Raw records

• • • • • • •

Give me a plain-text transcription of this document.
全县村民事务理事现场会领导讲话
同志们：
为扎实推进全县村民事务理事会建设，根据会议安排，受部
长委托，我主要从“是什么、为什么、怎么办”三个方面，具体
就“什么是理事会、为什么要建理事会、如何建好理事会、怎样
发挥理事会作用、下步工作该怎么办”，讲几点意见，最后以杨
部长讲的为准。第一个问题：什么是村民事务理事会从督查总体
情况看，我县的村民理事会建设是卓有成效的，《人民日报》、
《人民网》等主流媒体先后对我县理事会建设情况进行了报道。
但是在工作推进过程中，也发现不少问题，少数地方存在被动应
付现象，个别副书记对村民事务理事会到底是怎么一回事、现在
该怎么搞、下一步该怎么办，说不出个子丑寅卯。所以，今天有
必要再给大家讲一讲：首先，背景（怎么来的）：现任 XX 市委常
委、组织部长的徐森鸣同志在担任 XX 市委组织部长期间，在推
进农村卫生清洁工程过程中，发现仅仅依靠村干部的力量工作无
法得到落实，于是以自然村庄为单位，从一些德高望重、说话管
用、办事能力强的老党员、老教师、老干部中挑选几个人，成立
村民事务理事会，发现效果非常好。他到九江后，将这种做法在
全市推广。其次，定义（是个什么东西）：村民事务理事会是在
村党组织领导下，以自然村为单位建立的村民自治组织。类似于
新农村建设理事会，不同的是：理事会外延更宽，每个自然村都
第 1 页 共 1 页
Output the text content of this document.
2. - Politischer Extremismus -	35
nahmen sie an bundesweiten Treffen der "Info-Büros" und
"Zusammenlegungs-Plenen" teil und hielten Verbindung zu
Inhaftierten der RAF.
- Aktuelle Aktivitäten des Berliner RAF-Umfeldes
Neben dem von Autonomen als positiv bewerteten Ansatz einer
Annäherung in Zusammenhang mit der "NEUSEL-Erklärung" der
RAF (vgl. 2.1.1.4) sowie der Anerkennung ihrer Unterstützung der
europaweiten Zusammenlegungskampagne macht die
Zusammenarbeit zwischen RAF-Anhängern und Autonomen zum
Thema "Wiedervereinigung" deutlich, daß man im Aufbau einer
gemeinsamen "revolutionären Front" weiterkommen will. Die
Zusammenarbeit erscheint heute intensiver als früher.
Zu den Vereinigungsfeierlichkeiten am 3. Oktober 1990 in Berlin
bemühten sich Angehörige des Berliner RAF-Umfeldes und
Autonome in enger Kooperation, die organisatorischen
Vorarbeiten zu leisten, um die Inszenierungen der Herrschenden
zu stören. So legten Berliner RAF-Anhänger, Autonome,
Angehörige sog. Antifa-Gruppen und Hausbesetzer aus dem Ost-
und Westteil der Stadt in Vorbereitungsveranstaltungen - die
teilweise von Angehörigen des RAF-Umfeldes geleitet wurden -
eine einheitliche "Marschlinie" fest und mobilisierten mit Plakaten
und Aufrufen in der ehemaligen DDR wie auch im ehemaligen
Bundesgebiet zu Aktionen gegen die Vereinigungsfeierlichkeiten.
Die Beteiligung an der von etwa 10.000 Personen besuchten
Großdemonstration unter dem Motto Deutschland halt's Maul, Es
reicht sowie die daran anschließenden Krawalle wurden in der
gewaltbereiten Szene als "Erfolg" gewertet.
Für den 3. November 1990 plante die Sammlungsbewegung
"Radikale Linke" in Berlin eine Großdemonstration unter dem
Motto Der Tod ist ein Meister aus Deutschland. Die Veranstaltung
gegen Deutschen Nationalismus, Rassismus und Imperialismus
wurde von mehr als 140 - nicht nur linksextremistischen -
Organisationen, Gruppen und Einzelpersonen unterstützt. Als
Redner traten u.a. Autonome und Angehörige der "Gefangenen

• • • • • • •

Copy each line of the listing that includes "wurden".

SOLUTION TO THIS EXERCISE —
teilweise von Angehörigen des RAF-Umfeldes geleitet wurden -
reicht sowie die daran anschließenden Krawalle wurden in der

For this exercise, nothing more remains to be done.